Copy all records verbatim.

Records from a collection of figures:
"""

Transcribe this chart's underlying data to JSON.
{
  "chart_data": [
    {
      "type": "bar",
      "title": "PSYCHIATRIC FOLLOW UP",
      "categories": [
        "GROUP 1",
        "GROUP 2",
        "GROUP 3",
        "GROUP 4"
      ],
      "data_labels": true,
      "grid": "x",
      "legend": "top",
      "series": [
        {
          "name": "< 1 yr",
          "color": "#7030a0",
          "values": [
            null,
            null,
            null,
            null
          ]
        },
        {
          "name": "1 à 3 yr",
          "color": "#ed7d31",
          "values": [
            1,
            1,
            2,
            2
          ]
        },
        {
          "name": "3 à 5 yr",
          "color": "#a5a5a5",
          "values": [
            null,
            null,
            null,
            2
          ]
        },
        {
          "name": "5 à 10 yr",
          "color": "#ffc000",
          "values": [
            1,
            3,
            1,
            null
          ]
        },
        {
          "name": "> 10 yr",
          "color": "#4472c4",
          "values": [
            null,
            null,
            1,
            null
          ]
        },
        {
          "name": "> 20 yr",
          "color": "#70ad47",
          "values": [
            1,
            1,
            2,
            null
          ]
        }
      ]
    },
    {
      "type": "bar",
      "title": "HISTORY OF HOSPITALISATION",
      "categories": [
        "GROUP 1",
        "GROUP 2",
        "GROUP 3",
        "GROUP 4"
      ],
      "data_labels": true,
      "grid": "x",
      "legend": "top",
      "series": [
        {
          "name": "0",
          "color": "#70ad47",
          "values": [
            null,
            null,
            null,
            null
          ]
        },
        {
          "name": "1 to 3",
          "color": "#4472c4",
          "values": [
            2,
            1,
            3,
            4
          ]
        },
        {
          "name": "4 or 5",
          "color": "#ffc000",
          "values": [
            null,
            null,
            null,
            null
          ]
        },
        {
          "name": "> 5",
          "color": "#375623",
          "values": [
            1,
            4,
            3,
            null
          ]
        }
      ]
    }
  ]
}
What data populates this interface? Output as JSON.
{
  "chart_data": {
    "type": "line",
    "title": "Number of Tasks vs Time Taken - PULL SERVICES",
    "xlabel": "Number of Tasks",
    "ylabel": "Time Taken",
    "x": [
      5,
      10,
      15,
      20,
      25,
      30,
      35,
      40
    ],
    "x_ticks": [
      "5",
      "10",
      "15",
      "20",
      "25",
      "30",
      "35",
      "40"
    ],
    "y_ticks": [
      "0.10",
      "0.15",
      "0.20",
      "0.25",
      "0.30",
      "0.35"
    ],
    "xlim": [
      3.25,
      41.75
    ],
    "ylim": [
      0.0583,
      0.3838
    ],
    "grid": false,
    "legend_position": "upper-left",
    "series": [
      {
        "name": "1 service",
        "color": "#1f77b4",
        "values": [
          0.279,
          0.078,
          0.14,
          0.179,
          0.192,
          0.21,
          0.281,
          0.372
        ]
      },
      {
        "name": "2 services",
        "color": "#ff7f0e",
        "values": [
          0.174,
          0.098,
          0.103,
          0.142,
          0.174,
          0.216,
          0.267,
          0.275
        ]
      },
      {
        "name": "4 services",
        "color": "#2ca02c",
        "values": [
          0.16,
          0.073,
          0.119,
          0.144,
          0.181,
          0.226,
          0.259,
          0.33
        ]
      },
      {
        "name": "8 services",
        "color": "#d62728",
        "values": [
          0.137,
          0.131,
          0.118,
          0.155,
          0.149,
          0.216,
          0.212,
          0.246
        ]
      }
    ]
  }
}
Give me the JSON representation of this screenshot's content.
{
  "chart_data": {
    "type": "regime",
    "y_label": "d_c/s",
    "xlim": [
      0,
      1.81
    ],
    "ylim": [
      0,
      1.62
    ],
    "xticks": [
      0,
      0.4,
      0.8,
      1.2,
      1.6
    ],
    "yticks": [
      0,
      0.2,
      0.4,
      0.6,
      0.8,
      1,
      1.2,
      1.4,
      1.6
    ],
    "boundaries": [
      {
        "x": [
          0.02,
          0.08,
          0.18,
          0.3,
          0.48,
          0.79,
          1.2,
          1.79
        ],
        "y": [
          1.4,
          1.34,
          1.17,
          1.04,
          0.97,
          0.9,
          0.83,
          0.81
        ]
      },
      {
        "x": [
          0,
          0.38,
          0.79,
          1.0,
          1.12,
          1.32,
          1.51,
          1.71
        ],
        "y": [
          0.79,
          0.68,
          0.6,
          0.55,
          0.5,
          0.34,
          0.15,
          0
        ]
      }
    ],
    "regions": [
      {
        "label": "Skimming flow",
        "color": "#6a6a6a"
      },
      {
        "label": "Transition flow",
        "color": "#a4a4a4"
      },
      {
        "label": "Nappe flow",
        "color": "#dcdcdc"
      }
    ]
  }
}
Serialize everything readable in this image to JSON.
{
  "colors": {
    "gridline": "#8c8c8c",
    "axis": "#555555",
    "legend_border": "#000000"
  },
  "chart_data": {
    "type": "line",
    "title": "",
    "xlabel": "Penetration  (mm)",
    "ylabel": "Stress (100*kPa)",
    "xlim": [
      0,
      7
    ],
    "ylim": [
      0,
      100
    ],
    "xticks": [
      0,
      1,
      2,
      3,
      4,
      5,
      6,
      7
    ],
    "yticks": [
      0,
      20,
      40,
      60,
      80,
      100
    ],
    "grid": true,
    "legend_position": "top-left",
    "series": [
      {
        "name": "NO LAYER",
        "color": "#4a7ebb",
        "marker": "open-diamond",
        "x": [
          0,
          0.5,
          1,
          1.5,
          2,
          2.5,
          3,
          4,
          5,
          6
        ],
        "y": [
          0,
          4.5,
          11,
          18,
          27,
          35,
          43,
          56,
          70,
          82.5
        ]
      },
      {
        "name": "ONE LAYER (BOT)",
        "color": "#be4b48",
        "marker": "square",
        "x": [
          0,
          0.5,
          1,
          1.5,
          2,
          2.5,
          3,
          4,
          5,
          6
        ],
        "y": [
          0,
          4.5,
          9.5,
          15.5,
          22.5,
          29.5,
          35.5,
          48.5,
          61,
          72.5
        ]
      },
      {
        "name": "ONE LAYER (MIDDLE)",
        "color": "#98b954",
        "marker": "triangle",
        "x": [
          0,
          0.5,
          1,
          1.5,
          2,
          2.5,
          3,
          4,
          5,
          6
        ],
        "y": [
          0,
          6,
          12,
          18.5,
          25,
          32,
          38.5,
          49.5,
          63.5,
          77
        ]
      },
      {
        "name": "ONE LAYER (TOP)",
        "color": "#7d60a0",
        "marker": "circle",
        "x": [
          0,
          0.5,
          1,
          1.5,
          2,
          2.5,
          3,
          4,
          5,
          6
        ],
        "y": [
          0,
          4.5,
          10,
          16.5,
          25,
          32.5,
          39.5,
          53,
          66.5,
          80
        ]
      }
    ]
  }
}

"""

WRITTEN RESPONSE:
Transcribe this chart's underlying data to JSON.
{
  "chart_data": [
    {
      "type": "bar",
      "title": "PSYCHIATRIC FOLLOW UP",
      "categories": [
        "GROUP 1",
        "GROUP 2",
        "GROUP 3",
        "GROUP 4"
      ],
      "data_labels": true,
      "grid": "x",
      "legend": "top",
      "series": [
        {
          "name": "< 1 yr",
          "color": "#7030a0",
          "values": [
            null,
            null,
            null,
            null
          ]
        },
        {
          "name": "1 à 3 yr",
          "color": "#ed7d31",
          "values": [
            1,
            1,
            2,
            2
          ]
        },
        {
          "name": "3 à 5 yr",
          "color": "#a5a5a5",
          "values": [
            null,
            null,
            null,
            2
          ]
        },
        {
          "name": "5 à 10 yr",
          "color": "#ffc000",
          "values": [
            1,
            3,
            1,
            null
          ]
        },
        {
          "name": "> 10 yr",
          "color": "#4472c4",
          "values": [
            null,
            null,
            1,
            null
          ]
        },
        {
          "name": "> 20 yr",
          "color": "#70ad47",
          "values": [
            1,
            1,
            2,
            null
          ]
        }
      ]
    },
    {
      "type": "bar",
      "title": "HISTORY OF HOSPITALISATION",
      "categories": [
        "GROUP 1",
        "GROUP 2",
        "GROUP 3",
        "GROUP 4"
      ],
      "data_labels": true,
      "grid": "x",
      "legend": "top",
      "series": [
        {
          "name": "0",
          "color": "#70ad47",
          "values": [
            null,
            null,
            null,
            null
          ]
        },
        {
          "name": "1 to 3",
          "color": "#4472c4",
          "values": [
            2,
            1,
            3,
            4
          ]
        },
        {
          "name": "4 or 5",
          "color": "#ffc000",
          "values": [
            null,
            null,
            null,
            null
          ]
        },
        {
          "name": "> 5",
          "color": "#375623",
          "values": [
            1,
            4,
            3,
            null
          ]
        }
      ]
    }
  ]
}
What data populates this interface? Output as JSON.
{
  "chart_data": {
    "type": "line",
    "title": "Number of Tasks vs Time Taken - PULL SERVICES",
    "xlabel": "Number of Tasks",
    "ylabel": "Time Taken",
    "x": [
      5,
      10,
      15,
      20,
      25,
      30,
      35,
      40
    ],
    "x_ticks": [
      "5",
      "10",
      "15",
      "20",
      "25",
      "30",
      "35",
      "40"
    ],
    "y_ticks": [
      "0.10",
      "0.15",
      "0.20",
      "0.25",
      "0.30",
      "0.35"
    ],
    "xlim": [
      3.25,
      41.75
    ],
    "ylim": [
      0.0583,
      0.3838
    ],
    "grid": false,
    "legend_position": "upper-left",
    "series": [
      {
        "name": "1 service",
        "color": "#1f77b4",
        "values": [
          0.279,
          0.078,
          0.14,
          0.179,
          0.192,
          0.21,
          0.281,
          0.372
        ]
      },
      {
        "name": "2 services",
        "color": "#ff7f0e",
        "values": [
          0.174,
          0.098,
          0.103,
          0.142,
          0.174,
          0.216,
          0.267,
          0.275
        ]
      },
      {
        "name": "4 services",
        "color": "#2ca02c",
        "values": [
          0.16,
          0.073,
          0.119,
          0.144,
          0.181,
          0.226,
          0.259,
          0.33
        ]
      },
      {
        "name": "8 services",
        "color": "#d62728",
        "values": [
          0.137,
          0.131,
          0.118,
          0.155,
          0.149,
          0.216,
          0.212,
          0.246
        ]
      }
    ]
  }
}
Give me the JSON representation of this screenshot's content.
{
  "chart_data": {
    "type": "regime",
    "y_label": "d_c/s",
    "xlim": [
      0,
      1.81
    ],
    "ylim": [
      0,
      1.62
    ],
    "xticks": [
      0,
      0.4,
      0.8,
      1.2,
      1.6
    ],
    "yticks": [
      0,
      0.2,
      0.4,
      0.6,
      0.8,
      1,
      1.2,
      1.4,
      1.6
    ],
    "boundaries": [
      {
        "x": [
          0.02,
          0.08,
          0.18,
          0.3,
          0.48,
          0.79,
          1.2,
          1.79
        ],
        "y": [
          1.4,
          1.34,
          1.17,
          1.04,
          0.97,
          0.9,
          0.83,
          0.81
        ]
      },
      {
        "x": [
          0,
          0.38,
          0.79,
          1.0,
          1.12,
          1.32,
          1.51,
          1.71
        ],
        "y": [
          0.79,
          0.68,
          0.6,
          0.55,
          0.5,
          0.34,
          0.15,
          0
        ]
      }
    ],
    "regions": [
      {
        "label": "Skimming flow",
        "color": "#6a6a6a"
      },
      {
        "label": "Transition flow",
        "color": "#a4a4a4"
      },
      {
        "label": "Nappe flow",
        "color": "#dcdcdc"
      }
    ]
  }
}
Serialize everything readable in this image to JSON.
{
  "colors": {
    "gridline": "#8c8c8c",
    "axis": "#555555",
    "legend_border": "#000000"
  },
  "chart_data": {
    "type": "line",
    "title": "",
    "xlabel": "Penetration  (mm)",
    "ylabel": "Stress (100*kPa)",
    "xlim": [
      0,
      7
    ],
    "ylim": [
      0,
      100
    ],
    "xticks": [
      0,
      1,
      2,
      3,
      4,
      5,
      6,
      7
    ],
    "yticks": [
      0,
      20,
      40,
      60,
      80,
      100
    ],
    "grid": true,
    "legend_position": "top-left",
    "series": [
      {
        "name": "NO LAYER",
        "color": "#4a7ebb",
        "marker": "open-diamond",
        "x": [
          0,
          0.5,
          1,
          1.5,
          2,
          2.5,
          3,
          4,
          5,
          6
        ],
        "y": [
          0,
          4.5,
          11,
          18,
          27,
          35,
          43,
          56,
          70,
          82.5
        ]
      },
      {
        "name": "ONE LAYER (BOT)",
        "color": "#be4b48",
        "marker": "square",
        "x": [
          0,
          0.5,
          1,
          1.5,
          2,
          2.5,
          3,
          4,
          5,
          6
        ],
        "y": [
          0,
          4.5,
          9.5,
          15.5,
          22.5,
          29.5,
          35.5,
          48.5,
          61,
          72.5
        ]
      },
      {
        "name": "ONE LAYER (MIDDLE)",
        "color": "#98b954",
        "marker": "triangle",
        "x": [
          0,
          0.5,
          1,
          1.5,
          2,
          2.5,
          3,
          4,
          5,
          6
        ],
        "y": [
          0,
          6,
          12,
          18.5,
          25,
          32,
          38.5,
          49.5,
          63.5,
          77
        ]
      },
      {
        "name": "ONE LAYER (TOP)",
        "color": "#7d60a0",
        "marker": "circle",
        "x": [
          0,
          0.5,
          1,
          1.5,
          2,
          2.5,
          3,
          4,
          5,
          6
        ],
        "y": [
          0,
          4.5,
          10,
          16.5,
          25,
          32.5,
          39.5,
          53,
          66.5,
          80
        ]
      }
    ]
  }
}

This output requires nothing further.